--- BEGIN SOURCE DATA ---

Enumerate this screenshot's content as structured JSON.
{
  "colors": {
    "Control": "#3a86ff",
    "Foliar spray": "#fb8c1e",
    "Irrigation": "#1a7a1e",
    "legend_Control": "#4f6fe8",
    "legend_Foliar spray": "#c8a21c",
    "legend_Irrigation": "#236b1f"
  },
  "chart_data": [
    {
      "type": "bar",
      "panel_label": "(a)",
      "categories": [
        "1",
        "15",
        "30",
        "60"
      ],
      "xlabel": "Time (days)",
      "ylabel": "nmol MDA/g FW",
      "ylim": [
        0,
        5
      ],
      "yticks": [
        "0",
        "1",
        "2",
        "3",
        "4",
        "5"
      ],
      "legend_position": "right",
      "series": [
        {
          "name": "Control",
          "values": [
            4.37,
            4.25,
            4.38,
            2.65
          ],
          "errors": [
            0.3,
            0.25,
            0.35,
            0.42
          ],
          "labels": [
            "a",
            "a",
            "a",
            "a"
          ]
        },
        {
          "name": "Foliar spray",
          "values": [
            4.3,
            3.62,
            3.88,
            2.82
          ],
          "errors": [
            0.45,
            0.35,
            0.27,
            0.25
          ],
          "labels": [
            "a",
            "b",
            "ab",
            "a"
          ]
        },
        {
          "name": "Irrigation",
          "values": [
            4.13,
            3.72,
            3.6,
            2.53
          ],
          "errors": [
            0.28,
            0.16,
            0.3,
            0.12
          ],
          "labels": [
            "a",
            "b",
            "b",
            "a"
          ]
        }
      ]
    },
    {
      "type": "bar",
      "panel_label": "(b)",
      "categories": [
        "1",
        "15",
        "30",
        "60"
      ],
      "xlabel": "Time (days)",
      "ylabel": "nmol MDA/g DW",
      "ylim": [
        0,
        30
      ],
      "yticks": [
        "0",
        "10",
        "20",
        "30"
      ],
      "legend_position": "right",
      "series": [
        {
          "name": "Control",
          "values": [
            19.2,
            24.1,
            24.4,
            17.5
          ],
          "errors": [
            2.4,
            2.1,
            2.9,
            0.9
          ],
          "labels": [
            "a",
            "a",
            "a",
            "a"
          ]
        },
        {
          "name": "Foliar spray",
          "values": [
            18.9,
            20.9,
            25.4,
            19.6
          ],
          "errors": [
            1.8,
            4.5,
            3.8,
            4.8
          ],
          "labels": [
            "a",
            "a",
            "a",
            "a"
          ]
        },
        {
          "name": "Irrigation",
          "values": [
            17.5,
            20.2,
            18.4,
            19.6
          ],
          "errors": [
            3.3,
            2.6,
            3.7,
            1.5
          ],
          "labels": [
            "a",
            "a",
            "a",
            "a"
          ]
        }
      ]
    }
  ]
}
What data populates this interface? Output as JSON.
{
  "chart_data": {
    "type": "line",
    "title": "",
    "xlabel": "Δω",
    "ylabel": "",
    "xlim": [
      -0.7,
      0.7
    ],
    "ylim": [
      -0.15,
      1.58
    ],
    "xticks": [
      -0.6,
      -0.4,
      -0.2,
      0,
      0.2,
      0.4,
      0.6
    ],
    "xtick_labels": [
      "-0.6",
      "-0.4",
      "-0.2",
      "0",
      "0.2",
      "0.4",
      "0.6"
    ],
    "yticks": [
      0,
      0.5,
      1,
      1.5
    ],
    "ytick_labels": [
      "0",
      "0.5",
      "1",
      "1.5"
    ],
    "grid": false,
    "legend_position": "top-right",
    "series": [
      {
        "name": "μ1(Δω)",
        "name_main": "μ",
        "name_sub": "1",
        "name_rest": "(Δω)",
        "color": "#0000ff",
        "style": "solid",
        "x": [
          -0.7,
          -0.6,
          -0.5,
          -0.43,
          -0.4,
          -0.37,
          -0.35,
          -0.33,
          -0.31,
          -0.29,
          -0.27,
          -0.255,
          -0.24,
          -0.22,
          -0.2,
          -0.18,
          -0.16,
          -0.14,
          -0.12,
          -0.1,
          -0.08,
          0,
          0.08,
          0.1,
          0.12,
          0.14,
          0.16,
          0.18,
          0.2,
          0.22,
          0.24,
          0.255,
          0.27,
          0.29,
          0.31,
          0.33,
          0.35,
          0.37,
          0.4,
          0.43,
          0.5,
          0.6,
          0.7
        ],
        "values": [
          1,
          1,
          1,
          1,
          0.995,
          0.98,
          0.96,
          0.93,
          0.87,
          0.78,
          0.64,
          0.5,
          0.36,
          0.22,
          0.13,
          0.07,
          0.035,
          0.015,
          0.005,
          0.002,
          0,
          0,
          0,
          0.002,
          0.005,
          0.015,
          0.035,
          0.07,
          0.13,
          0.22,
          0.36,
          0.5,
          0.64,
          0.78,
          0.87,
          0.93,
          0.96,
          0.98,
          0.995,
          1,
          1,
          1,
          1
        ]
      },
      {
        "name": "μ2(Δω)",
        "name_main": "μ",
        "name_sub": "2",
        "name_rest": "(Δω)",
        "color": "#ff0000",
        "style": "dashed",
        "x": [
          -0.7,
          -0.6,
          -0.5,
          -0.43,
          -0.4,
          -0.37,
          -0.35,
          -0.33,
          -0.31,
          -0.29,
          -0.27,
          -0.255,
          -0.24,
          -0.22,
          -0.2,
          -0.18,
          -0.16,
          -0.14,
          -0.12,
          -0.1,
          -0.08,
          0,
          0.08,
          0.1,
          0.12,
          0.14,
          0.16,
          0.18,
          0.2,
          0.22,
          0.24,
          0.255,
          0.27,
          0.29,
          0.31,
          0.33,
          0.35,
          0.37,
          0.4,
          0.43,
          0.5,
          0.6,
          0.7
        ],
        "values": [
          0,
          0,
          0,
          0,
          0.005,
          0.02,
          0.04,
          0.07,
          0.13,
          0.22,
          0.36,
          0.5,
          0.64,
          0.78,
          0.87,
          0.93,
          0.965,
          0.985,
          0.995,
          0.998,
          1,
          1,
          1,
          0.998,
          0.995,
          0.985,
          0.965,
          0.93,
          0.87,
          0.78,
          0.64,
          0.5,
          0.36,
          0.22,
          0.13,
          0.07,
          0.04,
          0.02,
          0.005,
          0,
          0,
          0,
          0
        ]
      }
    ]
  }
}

--- END SOURCE DATA ---

== SHORT PROBLEM ==
Reproduce the entries above exactly.

== EXERCISE OUTPUT ==
Enumerate this screenshot's content as structured JSON.
{
  "colors": {
    "Control": "#3a86ff",
    "Foliar spray": "#fb8c1e",
    "Irrigation": "#1a7a1e",
    "legend_Control": "#4f6fe8",
    "legend_Foliar spray": "#c8a21c",
    "legend_Irrigation": "#236b1f"
  },
  "chart_data": [
    {
      "type": "bar",
      "panel_label": "(a)",
      "categories": [
        "1",
        "15",
        "30",
        "60"
      ],
      "xlabel": "Time (days)",
      "ylabel": "nmol MDA/g FW",
      "ylim": [
        0,
        5
      ],
      "yticks": [
        "0",
        "1",
        "2",
        "3",
        "4",
        "5"
      ],
      "legend_position": "right",
      "series": [
        {
          "name": "Control",
          "values": [
            4.37,
            4.25,
            4.38,
            2.65
          ],
          "errors": [
            0.3,
            0.25,
            0.35,
            0.42
          ],
          "labels": [
            "a",
            "a",
            "a",
            "a"
          ]
        },
        {
          "name": "Foliar spray",
          "values": [
            4.3,
            3.62,
            3.88,
            2.82
          ],
          "errors": [
            0.45,
            0.35,
            0.27,
            0.25
          ],
          "labels": [
            "a",
            "b",
            "ab",
            "a"
          ]
        },
        {
          "name": "Irrigation",
          "values": [
            4.13,
            3.72,
            3.6,
            2.53
          ],
          "errors": [
            0.28,
            0.16,
            0.3,
            0.12
          ],
          "labels": [
            "a",
            "b",
            "b",
            "a"
          ]
        }
      ]
    },
    {
      "type": "bar",
      "panel_label": "(b)",
      "categories": [
        "1",
        "15",
        "30",
        "60"
      ],
      "xlabel": "Time (days)",
      "ylabel": "nmol MDA/g DW",
      "ylim": [
        0,
        30
      ],
      "yticks": [
        "0",
        "10",
        "20",
        "30"
      ],
      "legend_position": "right",
      "series": [
        {
          "name": "Control",
          "values": [
            19.2,
            24.1,
            24.4,
            17.5
          ],
          "errors": [
            2.4,
            2.1,
            2.9,
            0.9
          ],
          "labels": [
            "a",
            "a",
            "a",
            "a"
          ]
        },
        {
          "name": "Foliar spray",
          "values": [
            18.9,
            20.9,
            25.4,
            19.6
          ],
          "errors": [
            1.8,
            4.5,
            3.8,
            4.8
          ],
          "labels": [
            "a",
            "a",
            "a",
            "a"
          ]
        },
        {
          "name": "Irrigation",
          "values": [
            17.5,
            20.2,
            18.4,
            19.6
          ],
          "errors": [
            3.3,
            2.6,
            3.7,
            1.5
          ],
          "labels": [
            "a",
            "a",
            "a",
            "a"
          ]
        }
      ]
    }
  ]
}
What data populates this interface? Output as JSON.
{
  "chart_data": {
    "type": "line",
    "title": "",
    "xlabel": "Δω",
    "ylabel": "",
    "xlim": [
      -0.7,
      0.7
    ],
    "ylim": [
      -0.15,
      1.58
    ],
    "xticks": [
      -0.6,
      -0.4,
      -0.2,
      0,
      0.2,
      0.4,
      0.6
    ],
    "xtick_labels": [
      "-0.6",
      "-0.4",
      "-0.2",
      "0",
      "0.2",
      "0.4",
      "0.6"
    ],
    "yticks": [
      0,
      0.5,
      1,
      1.5
    ],
    "ytick_labels": [
      "0",
      "0.5",
      "1",
      "1.5"
    ],
    "grid": false,
    "legend_position": "top-right",
    "series": [
      {
        "name": "μ1(Δω)",
        "name_main": "μ",
        "name_sub": "1",
        "name_rest": "(Δω)",
        "color": "#0000ff",
        "style": "solid",
        "x": [
          -0.7,
          -0.6,
          -0.5,
          -0.43,
          -0.4,
          -0.37,
          -0.35,
          -0.33,
          -0.31,
          -0.29,
          -0.27,
          -0.255,
          -0.24,
          -0.22,
          -0.2,
          -0.18,
          -0.16,
          -0.14,
          -0.12,
          -0.1,
          -0.08,
          0,
          0.08,
          0.1,
          0.12,
          0.14,
          0.16,
          0.18,
          0.2,
          0.22,
          0.24,
          0.255,
          0.27,
          0.29,
          0.31,
          0.33,
          0.35,
          0.37,
          0.4,
          0.43,
          0.5,
          0.6,
          0.7
        ],
        "values": [
          1,
          1,
          1,
          1,
          0.995,
          0.98,
          0.96,
          0.93,
          0.87,
          0.78,
          0.64,
          0.5,
          0.36,
          0.22,
          0.13,
          0.07,
          0.035,
          0.015,
          0.005,
          0.002,
          0,
          0,
          0,
          0.002,
          0.005,
          0.015,
          0.035,
          0.07,
          0.13,
          0.22,
          0.36,
          0.5,
          0.64,
          0.78,
          0.87,
          0.93,
          0.96,
          0.98,
          0.995,
          1,
          1,
          1,
          1
        ]
      },
      {
        "name": "μ2(Δω)",
        "name_main": "μ",
        "name_sub": "2",
        "name_rest": "(Δω)",
        "color": "#ff0000",
        "style": "dashed",
        "x": [
          -0.7,
          -0.6,
          -0.5,
          -0.43,
          -0.4,
          -0.37,
          -0.35,
          -0.33,
          -0.31,
          -0.29,
          -0.27,
          -0.255,
          -0.24,
          -0.22,
          -0.2,
          -0.18,
          -0.16,
          -0.14,
          -0.12,
          -0.1,
          -0.08,
          0,
          0.08,
          0.1,
          0.12,
          0.14,
          0.16,
          0.18,
          0.2,
          0.22,
          0.24,
          0.255,
          0.27,
          0.29,
          0.31,
          0.33,
          0.35,
          0.37,
          0.4,
          0.43,
          0.5,
          0.6,
          0.7
        ],
        "values": [
          0,
          0,
          0,
          0,
          0.005,
          0.02,
          0.04,
          0.07,
          0.13,
          0.22,
          0.36,
          0.5,
          0.64,
          0.78,
          0.87,
          0.93,
          0.965,
          0.985,
          0.995,
          0.998,
          1,
          1,
          1,
          0.998,
          0.995,
          0.985,
          0.965,
          0.93,
          0.87,
          0.78,
          0.64,
          0.5,
          0.36,
          0.22,
          0.13,
          0.07,
          0.04,
          0.02,
          0.005,
          0,
          0,
          0,
          0
        ]
      }
    ]
  }
}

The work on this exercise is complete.